▶ PROBLEM DESCRIPTION
Copy out all of the material exactly.

── STORED RECORDS ──

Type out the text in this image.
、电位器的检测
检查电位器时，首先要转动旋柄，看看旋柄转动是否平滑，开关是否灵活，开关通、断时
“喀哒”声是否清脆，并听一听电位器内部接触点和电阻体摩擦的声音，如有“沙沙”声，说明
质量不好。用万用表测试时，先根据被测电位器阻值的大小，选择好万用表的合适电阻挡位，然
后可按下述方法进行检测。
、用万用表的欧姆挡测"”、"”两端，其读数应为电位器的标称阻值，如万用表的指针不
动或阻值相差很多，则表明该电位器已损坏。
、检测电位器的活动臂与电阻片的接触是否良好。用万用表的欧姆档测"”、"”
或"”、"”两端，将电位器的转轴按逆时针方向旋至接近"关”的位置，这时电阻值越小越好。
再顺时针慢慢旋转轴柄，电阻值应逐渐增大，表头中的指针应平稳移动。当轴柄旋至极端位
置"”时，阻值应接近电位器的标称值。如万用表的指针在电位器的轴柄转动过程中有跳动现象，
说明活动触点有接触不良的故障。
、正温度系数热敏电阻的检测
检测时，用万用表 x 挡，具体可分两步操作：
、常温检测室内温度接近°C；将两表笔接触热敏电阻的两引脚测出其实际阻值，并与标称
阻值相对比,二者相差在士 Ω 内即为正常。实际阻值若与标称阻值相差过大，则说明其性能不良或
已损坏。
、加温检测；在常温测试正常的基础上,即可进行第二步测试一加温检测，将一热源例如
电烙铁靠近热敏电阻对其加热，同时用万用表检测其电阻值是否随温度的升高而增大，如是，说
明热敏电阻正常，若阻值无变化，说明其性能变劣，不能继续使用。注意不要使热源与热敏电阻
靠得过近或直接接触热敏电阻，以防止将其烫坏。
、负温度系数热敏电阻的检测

───

▶ OUTPUT
Type out the text in this image.
、电位器的检测
检查电位器时，首先要转动旋柄，看看旋柄转动是否平滑，开关是否灵活，开关通、断时
“喀哒”声是否清脆，并听一听电位器内部接触点和电阻体摩擦的声音，如有“沙沙”声，说明
质量不好。用万用表测试时，先根据被测电位器阻值的大小，选择好万用表的合适电阻挡位，然
后可按下述方法进行检测。
、用万用表的欧姆挡测"”、"”两端，其读数应为电位器的标称阻值，如万用表的指针不
动或阻值相差很多，则表明该电位器已损坏。
、检测电位器的活动臂与电阻片的接触是否良好。用万用表的欧姆档测"”、"”
或"”、"”两端，将电位器的转轴按逆时针方向旋至接近"关”的位置，这时电阻值越小越好。
再顺时针慢慢旋转轴柄，电阻值应逐渐增大，表头中的指针应平稳移动。当轴柄旋至极端位
置"”时，阻值应接近电位器的标称值。如万用表的指针在电位器的轴柄转动过程中有跳动现象，
说明活动触点有接触不良的故障。
、正温度系数热敏电阻的检测
检测时，用万用表 x 挡，具体可分两步操作：
、常温检测室内温度接近°C；将两表笔接触热敏电阻的两引脚测出其实际阻值，并与标称
阻值相对比,二者相差在士 Ω 内即为正常。实际阻值若与标称阻值相差过大，则说明其性能不良或
已损坏。
、加温检测；在常温测试正常的基础上,即可进行第二步测试一加温检测，将一热源例如
电烙铁靠近热敏电阻对其加热，同时用万用表检测其电阻值是否随温度的升高而增大，如是，说
明热敏电阻正常，若阻值无变化，说明其性能变劣，不能继续使用。注意不要使热源与热敏电阻
靠得过近或直接接触热敏电阻，以防止将其烫坏。
、负温度系数热敏电阻的检测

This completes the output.